=== INFORMATION SHOWN ===

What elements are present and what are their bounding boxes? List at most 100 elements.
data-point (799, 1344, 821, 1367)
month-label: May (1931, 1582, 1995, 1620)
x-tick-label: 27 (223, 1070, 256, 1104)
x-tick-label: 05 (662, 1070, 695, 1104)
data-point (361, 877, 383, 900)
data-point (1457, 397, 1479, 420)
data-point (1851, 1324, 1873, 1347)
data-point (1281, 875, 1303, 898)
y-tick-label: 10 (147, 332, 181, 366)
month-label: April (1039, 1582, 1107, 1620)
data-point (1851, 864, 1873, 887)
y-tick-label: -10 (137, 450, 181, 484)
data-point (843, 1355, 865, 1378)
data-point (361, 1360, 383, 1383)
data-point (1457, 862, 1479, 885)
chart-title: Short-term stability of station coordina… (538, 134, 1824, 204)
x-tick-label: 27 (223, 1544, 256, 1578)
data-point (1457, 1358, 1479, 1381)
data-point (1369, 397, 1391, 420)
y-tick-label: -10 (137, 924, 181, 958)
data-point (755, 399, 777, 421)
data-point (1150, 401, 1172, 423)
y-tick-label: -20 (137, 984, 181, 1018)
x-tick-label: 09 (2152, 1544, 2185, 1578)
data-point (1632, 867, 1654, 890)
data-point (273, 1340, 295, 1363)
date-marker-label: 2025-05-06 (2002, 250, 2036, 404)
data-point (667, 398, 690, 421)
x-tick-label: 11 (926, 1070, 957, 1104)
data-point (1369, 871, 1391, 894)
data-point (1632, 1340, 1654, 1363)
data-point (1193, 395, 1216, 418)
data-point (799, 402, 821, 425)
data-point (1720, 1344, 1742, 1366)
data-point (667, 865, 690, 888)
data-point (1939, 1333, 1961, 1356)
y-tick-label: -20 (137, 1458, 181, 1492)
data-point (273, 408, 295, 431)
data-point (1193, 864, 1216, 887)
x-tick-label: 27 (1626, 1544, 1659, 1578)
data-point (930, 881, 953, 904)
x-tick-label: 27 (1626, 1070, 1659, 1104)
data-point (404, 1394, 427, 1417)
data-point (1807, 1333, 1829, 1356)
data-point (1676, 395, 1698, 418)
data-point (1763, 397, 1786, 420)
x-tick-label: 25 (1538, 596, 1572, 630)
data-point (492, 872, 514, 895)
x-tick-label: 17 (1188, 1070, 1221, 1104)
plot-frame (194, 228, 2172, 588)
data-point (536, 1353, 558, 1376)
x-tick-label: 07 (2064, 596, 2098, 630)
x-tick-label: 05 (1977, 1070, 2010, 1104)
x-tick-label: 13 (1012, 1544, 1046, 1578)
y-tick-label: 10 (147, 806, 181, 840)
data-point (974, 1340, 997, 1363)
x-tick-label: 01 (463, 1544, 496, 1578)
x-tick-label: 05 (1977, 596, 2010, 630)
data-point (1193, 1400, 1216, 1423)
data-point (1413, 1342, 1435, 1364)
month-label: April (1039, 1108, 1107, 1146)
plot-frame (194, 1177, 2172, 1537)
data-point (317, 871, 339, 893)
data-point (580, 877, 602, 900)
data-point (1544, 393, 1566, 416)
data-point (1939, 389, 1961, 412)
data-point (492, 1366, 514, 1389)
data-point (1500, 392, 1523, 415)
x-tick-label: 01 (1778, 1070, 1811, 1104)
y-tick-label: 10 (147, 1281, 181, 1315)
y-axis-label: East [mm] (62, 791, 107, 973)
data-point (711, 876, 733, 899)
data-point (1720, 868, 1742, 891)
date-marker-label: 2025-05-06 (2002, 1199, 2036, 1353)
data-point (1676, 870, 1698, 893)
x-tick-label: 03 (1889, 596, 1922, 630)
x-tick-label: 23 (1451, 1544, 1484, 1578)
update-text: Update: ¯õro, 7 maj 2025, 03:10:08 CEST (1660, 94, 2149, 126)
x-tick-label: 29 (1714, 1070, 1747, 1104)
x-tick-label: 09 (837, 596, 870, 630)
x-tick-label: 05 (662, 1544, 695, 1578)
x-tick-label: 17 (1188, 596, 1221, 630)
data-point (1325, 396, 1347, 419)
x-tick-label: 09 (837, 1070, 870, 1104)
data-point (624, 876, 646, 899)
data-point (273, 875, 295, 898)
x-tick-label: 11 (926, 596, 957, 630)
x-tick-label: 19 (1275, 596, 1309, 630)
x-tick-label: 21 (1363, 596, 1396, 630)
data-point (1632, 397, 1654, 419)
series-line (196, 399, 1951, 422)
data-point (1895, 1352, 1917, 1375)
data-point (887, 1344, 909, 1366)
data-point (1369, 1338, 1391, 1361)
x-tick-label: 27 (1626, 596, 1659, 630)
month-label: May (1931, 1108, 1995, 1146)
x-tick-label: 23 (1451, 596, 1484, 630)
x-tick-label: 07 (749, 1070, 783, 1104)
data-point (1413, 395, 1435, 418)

===

WHAT YOU HAVE TO DO = Rewrite the records above, changing each "data-point" to "plot-marker" and leaving everything else untouched.

RESULT BELOW =
What elements are present and what are their bounding boxes? List at most 100 elements.
plot-marker (799, 1344, 821, 1367)
month-label: May (1931, 1582, 1995, 1620)
x-tick-label: 27 (223, 1070, 256, 1104)
x-tick-label: 05 (662, 1070, 695, 1104)
plot-marker (361, 877, 383, 900)
plot-marker (1457, 397, 1479, 420)
plot-marker (1851, 1324, 1873, 1347)
plot-marker (1281, 875, 1303, 898)
y-tick-label: 10 (147, 332, 181, 366)
month-label: April (1039, 1582, 1107, 1620)
plot-marker (1851, 864, 1873, 887)
y-tick-label: -10 (137, 450, 181, 484)
plot-marker (843, 1355, 865, 1378)
plot-marker (361, 1360, 383, 1383)
plot-marker (1457, 862, 1479, 885)
chart-title: Short-term stability of station coordina… (538, 134, 1824, 204)
x-tick-label: 27 (223, 1544, 256, 1578)
plot-marker (1457, 1358, 1479, 1381)
plot-marker (1369, 397, 1391, 420)
y-tick-label: -10 (137, 924, 181, 958)
plot-marker (755, 399, 777, 421)
plot-marker (1150, 401, 1172, 423)
y-tick-label: -20 (137, 984, 181, 1018)
x-tick-label: 09 (2152, 1544, 2185, 1578)
plot-marker (1632, 867, 1654, 890)
plot-marker (273, 1340, 295, 1363)
date-marker-label: 2025-05-06 (2002, 250, 2036, 404)
plot-marker (667, 398, 690, 421)
x-tick-label: 11 (926, 1070, 957, 1104)
plot-marker (1369, 871, 1391, 894)
plot-marker (1632, 1340, 1654, 1363)
plot-marker (1193, 395, 1216, 418)
plot-marker (799, 402, 821, 425)
plot-marker (1720, 1344, 1742, 1366)
plot-marker (667, 865, 690, 888)
plot-marker (1939, 1333, 1961, 1356)
y-tick-label: -20 (137, 1458, 181, 1492)
plot-marker (273, 408, 295, 431)
plot-marker (1193, 864, 1216, 887)
x-tick-label: 27 (1626, 1544, 1659, 1578)
plot-marker (930, 881, 953, 904)
x-tick-label: 27 (1626, 1070, 1659, 1104)
plot-marker (404, 1394, 427, 1417)
plot-marker (1807, 1333, 1829, 1356)
plot-marker (1676, 395, 1698, 418)
plot-marker (1763, 397, 1786, 420)
x-tick-label: 25 (1538, 596, 1572, 630)
plot-marker (492, 872, 514, 895)
x-tick-label: 17 (1188, 1070, 1221, 1104)
plot-frame (194, 228, 2172, 588)
plot-marker (536, 1353, 558, 1376)
x-tick-label: 07 (2064, 596, 2098, 630)
x-tick-label: 05 (1977, 1070, 2010, 1104)
x-tick-label: 13 (1012, 1544, 1046, 1578)
y-tick-label: 10 (147, 806, 181, 840)
plot-marker (974, 1340, 997, 1363)
x-tick-label: 01 (463, 1544, 496, 1578)
x-tick-label: 05 (1977, 596, 2010, 630)
plot-marker (1193, 1400, 1216, 1423)
plot-marker (1413, 1342, 1435, 1364)
month-label: April (1039, 1108, 1107, 1146)
plot-frame (194, 1177, 2172, 1537)
plot-marker (317, 871, 339, 893)
plot-marker (580, 877, 602, 900)
plot-marker (1544, 393, 1566, 416)
plot-marker (1939, 389, 1961, 412)
plot-marker (492, 1366, 514, 1389)
plot-marker (1500, 392, 1523, 415)
x-tick-label: 01 (1778, 1070, 1811, 1104)
y-tick-label: 10 (147, 1281, 181, 1315)
y-axis-label: East [mm] (62, 791, 107, 973)
plot-marker (711, 876, 733, 899)
plot-marker (1720, 868, 1742, 891)
date-marker-label: 2025-05-06 (2002, 1199, 2036, 1353)
plot-marker (1676, 870, 1698, 893)
x-tick-label: 03 (1889, 596, 1922, 630)
x-tick-label: 23 (1451, 1544, 1484, 1578)
update-text: Update: ¯õro, 7 maj 2025, 03:10:08 CEST (1660, 94, 2149, 126)
x-tick-label: 29 (1714, 1070, 1747, 1104)
x-tick-label: 09 (837, 596, 870, 630)
x-tick-label: 05 (662, 1544, 695, 1578)
x-tick-label: 17 (1188, 596, 1221, 630)
plot-marker (1325, 396, 1347, 419)
x-tick-label: 09 (837, 1070, 870, 1104)
plot-marker (624, 876, 646, 899)
plot-marker (273, 875, 295, 898)
x-tick-label: 11 (926, 596, 957, 630)
x-tick-label: 19 (1275, 596, 1309, 630)
x-tick-label: 21 (1363, 596, 1396, 630)
plot-marker (1632, 397, 1654, 419)
series-line (196, 399, 1951, 422)
plot-marker (1895, 1352, 1917, 1375)
plot-marker (887, 1344, 909, 1366)
plot-marker (1369, 1338, 1391, 1361)
x-tick-label: 27 (1626, 596, 1659, 630)
month-label: May (1931, 1108, 1995, 1146)
x-tick-label: 23 (1451, 596, 1484, 630)
x-tick-label: 07 (749, 1070, 783, 1104)
plot-marker (1413, 395, 1435, 418)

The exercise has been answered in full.